State the number of lines in these records that include the word "области", and add nothing to it.

___ Supplied records ___

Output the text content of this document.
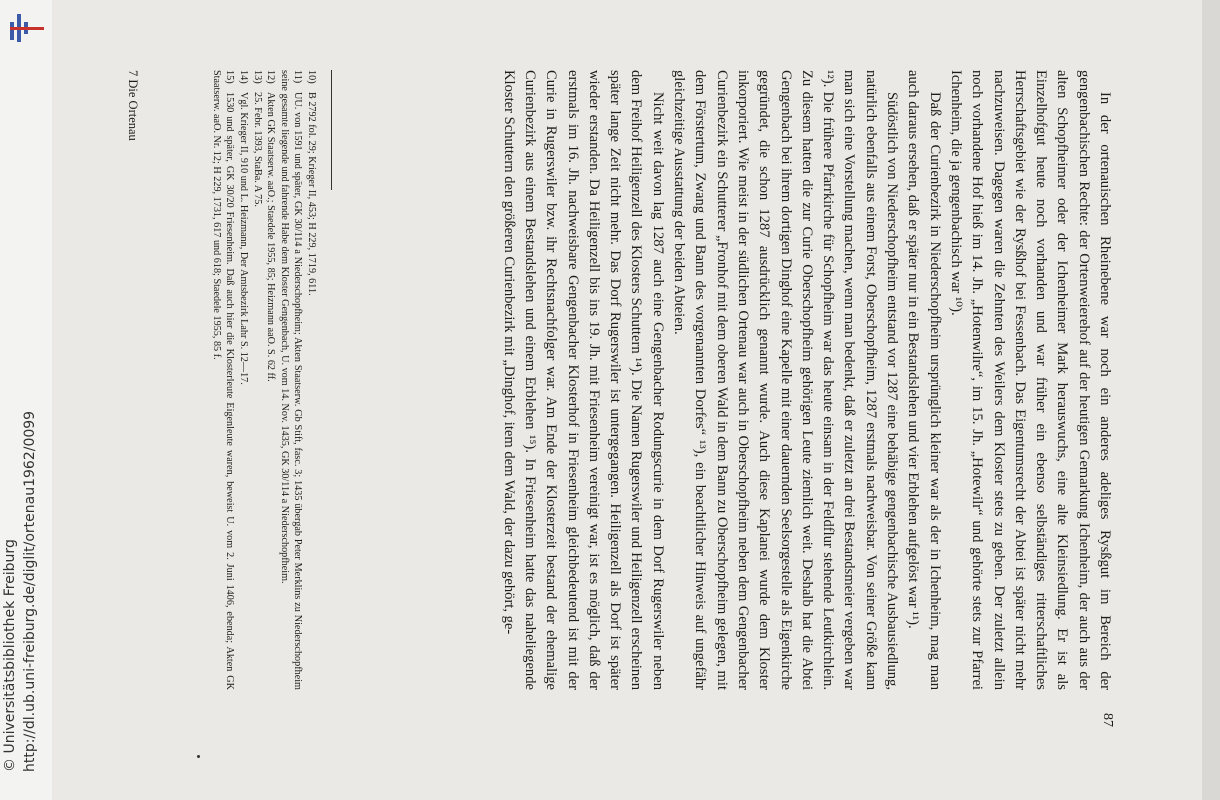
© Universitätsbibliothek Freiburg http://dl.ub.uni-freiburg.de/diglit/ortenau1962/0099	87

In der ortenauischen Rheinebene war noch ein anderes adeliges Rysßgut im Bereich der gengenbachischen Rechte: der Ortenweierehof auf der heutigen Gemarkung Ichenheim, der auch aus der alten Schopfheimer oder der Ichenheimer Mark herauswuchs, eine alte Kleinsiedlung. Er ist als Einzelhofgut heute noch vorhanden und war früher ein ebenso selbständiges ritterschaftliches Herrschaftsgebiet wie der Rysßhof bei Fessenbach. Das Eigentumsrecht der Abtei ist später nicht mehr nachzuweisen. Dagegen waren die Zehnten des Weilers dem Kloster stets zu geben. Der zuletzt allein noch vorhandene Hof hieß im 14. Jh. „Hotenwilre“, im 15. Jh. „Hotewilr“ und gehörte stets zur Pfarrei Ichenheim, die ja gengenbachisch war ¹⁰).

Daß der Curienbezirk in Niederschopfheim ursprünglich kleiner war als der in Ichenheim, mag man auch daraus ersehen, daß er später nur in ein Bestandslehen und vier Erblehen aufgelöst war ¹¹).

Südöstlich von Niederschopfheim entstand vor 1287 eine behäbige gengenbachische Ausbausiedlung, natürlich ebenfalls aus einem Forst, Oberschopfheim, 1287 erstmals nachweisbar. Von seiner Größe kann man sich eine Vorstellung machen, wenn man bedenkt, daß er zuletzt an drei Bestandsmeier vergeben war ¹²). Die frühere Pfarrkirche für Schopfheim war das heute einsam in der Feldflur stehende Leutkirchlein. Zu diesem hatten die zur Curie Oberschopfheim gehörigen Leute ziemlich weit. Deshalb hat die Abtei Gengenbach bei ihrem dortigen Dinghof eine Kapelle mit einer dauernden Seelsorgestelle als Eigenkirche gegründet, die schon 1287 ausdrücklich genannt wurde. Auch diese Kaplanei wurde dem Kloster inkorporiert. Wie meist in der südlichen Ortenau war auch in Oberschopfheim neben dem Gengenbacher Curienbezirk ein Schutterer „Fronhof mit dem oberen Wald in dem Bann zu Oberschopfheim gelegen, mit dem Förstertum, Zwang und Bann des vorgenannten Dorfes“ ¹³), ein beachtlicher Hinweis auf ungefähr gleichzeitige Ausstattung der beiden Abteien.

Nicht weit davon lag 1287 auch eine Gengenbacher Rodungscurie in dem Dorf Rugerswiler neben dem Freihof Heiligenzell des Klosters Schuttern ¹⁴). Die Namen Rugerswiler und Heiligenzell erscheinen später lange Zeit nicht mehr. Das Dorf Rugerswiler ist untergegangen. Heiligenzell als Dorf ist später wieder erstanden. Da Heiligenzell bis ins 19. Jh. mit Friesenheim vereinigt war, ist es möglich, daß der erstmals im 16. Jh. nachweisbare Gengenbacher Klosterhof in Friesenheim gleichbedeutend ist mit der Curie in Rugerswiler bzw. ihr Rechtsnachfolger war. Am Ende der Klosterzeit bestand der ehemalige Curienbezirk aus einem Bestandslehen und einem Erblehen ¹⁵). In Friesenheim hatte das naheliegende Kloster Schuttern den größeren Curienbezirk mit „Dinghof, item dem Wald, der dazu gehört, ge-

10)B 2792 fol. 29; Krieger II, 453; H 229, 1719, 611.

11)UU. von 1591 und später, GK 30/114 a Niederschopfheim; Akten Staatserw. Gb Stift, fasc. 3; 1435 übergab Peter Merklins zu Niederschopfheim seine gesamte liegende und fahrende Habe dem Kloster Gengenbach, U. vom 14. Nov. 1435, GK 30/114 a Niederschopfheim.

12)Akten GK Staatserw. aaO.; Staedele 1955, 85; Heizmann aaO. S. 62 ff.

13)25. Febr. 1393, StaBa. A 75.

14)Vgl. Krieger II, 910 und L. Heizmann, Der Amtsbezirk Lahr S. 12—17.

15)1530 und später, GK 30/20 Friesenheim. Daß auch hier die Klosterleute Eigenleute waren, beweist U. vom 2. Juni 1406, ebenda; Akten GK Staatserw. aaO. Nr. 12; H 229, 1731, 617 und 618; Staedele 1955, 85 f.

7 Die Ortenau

___
___ Supplied records ___

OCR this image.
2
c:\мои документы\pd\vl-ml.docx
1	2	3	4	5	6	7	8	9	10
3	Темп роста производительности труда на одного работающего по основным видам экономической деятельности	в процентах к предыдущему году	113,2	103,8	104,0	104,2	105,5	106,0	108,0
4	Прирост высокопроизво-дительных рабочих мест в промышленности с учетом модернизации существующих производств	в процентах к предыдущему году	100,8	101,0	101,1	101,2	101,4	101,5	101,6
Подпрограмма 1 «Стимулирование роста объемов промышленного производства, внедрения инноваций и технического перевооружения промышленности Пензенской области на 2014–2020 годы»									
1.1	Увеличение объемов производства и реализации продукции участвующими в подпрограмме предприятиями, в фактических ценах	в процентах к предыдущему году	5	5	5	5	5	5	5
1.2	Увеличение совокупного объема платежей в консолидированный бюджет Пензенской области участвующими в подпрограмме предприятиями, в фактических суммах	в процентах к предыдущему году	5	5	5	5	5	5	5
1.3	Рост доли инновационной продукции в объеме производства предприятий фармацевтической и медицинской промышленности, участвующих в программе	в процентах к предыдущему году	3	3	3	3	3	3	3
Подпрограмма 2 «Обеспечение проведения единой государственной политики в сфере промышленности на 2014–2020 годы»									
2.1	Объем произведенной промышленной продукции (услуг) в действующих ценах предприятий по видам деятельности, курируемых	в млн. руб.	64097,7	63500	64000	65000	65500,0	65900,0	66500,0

___

- [Exercise response]
2